Work instructions =
- A) In the mystery pen forum thread, rewrite the passage from "## its_virgil (Jul" up to and including "else can help.", changing "no idea" to "no clue".
- B) According to the mystery pen forum thread, what was the clip on the pen kit designed to look like?
- C) Carry on the mystery pen forum thread from the point where it stops.

Page extract =
[START]
# Mystery Pen



## aprayinbear (Jul 24, 2013)

I know this is a wide open question, but recently I saw listed a beautiful pen kit which featured a clip designed to look like a celtic cross.  I thought I had saved the site, but I've lost it.  Ring any bells?

All Help Appreciated


----------



## its_virgil (Jul 24, 2013)

Was it this one?
http://www.penturners.org/forum/f70...enge-creations-108438/index3.html#post1516819

If so, the pen was not made from a kit.
Otherwise, I have no idea. Maybe some else can help.
Don



aprayinbear said:


> I know this is a wide open question, but recently I saw listed a beautiful pen kit which featured a clip designed to look like a celtic cross.  I thought I had saved the site, but I've lost it.  Ring any bells?
> 
> All Help Appreciated


----------



## Dan Masshardt (Jul 24, 2013)
[END]
Dataset extract =
[START]
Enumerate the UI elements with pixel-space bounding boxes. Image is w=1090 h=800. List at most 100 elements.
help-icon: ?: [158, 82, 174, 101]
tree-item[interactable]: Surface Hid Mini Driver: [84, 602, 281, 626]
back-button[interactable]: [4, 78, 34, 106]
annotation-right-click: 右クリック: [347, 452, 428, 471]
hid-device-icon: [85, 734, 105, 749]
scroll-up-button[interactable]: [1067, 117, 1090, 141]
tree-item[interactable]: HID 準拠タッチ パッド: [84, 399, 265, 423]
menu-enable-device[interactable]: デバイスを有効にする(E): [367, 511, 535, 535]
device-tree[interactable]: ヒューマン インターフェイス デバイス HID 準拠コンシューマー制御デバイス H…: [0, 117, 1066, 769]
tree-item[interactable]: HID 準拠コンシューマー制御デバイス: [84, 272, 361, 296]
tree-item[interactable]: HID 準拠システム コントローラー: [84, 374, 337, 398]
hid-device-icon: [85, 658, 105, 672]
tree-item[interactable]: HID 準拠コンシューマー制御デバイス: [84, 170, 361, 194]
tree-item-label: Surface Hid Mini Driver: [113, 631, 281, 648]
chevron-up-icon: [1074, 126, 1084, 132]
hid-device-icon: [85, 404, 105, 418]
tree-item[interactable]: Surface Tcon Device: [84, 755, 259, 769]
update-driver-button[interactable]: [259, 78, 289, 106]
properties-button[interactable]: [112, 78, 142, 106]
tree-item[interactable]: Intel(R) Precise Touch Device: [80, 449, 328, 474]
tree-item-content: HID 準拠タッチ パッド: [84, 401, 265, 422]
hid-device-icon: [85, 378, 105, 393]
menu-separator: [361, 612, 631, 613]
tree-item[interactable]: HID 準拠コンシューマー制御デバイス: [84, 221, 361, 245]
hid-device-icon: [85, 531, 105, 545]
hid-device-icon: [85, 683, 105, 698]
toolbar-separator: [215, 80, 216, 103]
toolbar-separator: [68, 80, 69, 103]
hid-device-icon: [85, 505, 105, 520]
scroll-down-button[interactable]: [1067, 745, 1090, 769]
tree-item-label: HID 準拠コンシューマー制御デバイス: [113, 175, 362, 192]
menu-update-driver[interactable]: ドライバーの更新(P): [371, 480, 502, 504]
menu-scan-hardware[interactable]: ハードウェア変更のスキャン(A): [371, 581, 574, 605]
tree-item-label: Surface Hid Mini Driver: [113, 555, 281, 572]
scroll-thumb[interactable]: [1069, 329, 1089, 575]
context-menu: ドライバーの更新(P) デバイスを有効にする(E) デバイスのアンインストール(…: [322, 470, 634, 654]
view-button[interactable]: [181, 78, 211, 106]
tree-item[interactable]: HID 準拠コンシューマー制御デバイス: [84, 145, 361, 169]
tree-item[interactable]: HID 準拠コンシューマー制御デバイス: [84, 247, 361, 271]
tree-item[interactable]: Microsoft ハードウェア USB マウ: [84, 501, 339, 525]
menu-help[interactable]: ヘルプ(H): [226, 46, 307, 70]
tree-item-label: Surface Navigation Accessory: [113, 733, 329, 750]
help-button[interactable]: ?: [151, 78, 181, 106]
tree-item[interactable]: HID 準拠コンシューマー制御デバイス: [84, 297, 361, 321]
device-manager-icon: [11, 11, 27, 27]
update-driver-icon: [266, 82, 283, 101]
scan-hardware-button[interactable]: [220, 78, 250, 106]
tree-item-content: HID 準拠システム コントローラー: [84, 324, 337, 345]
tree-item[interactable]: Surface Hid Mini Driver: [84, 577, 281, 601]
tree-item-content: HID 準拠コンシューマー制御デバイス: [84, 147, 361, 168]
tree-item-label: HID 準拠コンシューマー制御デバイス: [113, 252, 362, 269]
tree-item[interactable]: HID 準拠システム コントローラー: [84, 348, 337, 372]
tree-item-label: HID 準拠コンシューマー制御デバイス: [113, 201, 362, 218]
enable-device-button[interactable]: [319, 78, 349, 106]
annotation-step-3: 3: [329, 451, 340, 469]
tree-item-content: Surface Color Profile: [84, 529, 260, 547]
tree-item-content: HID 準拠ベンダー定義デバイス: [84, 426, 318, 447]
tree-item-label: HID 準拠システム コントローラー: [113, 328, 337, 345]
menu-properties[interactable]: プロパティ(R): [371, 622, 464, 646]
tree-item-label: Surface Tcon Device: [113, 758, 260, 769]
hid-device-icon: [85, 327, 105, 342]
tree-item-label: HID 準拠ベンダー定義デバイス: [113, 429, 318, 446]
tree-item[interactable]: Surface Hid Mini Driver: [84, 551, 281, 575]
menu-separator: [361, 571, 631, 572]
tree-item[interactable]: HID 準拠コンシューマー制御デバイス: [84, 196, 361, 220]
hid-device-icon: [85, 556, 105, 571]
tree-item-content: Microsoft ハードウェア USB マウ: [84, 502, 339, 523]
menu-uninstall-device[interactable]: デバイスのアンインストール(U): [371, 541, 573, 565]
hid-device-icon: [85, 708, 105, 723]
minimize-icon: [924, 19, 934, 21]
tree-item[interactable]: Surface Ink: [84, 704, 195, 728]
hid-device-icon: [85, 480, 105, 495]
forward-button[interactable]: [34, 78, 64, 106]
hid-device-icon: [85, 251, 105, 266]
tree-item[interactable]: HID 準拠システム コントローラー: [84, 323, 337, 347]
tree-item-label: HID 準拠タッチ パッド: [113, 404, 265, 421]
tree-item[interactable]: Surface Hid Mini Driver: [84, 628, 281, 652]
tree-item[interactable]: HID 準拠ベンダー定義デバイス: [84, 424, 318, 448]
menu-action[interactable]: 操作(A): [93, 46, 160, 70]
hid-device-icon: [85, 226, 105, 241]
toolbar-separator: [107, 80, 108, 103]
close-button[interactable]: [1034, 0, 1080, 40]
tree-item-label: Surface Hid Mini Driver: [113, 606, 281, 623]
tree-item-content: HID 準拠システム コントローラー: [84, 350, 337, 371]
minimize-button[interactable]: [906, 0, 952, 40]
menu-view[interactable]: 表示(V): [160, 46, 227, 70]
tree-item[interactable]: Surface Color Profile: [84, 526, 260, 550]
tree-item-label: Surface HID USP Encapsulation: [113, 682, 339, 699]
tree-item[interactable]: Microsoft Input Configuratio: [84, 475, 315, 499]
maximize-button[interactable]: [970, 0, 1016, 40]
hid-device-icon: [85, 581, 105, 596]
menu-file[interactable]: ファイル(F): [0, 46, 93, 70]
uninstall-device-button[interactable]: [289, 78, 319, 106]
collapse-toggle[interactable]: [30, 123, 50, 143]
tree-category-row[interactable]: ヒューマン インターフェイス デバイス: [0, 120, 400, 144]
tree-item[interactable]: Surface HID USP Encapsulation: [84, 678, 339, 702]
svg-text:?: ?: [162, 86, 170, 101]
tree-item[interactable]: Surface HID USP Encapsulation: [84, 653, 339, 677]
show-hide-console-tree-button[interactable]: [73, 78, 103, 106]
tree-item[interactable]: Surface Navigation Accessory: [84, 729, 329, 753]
[END]
[START]
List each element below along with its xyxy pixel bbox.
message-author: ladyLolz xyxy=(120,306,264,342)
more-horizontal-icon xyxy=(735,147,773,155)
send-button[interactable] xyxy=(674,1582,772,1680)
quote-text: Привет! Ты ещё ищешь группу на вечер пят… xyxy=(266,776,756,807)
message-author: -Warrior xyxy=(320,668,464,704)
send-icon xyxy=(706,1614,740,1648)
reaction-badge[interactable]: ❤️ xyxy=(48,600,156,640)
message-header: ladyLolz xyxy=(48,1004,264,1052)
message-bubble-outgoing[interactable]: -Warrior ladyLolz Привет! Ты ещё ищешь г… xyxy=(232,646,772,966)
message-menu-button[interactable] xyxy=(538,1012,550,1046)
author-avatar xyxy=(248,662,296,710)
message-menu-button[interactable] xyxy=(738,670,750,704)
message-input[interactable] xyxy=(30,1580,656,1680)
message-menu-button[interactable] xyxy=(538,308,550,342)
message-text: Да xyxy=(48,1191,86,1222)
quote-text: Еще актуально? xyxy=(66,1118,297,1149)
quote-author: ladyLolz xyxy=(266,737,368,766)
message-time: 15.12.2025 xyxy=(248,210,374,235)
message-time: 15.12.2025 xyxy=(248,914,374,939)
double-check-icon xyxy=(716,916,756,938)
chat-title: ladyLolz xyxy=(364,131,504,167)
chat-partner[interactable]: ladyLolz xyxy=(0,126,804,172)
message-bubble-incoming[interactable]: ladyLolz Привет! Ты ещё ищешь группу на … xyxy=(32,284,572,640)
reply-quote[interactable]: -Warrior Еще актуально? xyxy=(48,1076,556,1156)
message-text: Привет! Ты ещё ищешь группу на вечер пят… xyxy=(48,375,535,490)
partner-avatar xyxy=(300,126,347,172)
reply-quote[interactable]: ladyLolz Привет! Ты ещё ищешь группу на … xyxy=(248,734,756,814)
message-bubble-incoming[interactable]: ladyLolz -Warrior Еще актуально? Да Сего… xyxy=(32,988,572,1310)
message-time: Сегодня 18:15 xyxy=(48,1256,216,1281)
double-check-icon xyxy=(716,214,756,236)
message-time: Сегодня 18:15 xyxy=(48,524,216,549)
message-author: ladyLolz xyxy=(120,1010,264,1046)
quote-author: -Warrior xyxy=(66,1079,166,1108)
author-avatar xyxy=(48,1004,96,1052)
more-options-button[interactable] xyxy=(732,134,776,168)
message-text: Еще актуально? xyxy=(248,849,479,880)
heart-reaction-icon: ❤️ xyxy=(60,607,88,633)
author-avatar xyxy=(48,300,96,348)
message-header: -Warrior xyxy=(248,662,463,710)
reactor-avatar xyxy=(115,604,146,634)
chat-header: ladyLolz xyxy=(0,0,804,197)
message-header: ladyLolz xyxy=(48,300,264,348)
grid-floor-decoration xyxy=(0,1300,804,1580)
[END]
Answer list =
- A)
## its_virgil (Jul 24, 2013)

Was it this one?
http://www.penturners.org/forum/f70...enge-creations-108438/index3.html#post1516819

If so, the pen was not made from a kit.
Otherwise, I have no clue. Maybe some else can help.

- B) A celtic cross.

- C)
aprayinbear said:


> I know this is a wide open question, but recently I saw listed a beautiful pen kit which featured a clip designed to look like a celtic cross.  I thought I had saved the site, but I've lost it.  Ring any bells?
> 
> All Help Appreciated



Celticus?

http://www.woodpenpro.com/master-pen-kits/0631_junior-celticus-master-pen-kit.html


----------



## its_virgil (Jul 24, 2013)

Dan tha man! Way to go. I had not even seen that pen. 
Do a good turn daily!
Don


----------



## aprayinbear (Jul 25, 2013)

Right on Dan!

Yes, That's the one!  Many thanks!

Happy Turning!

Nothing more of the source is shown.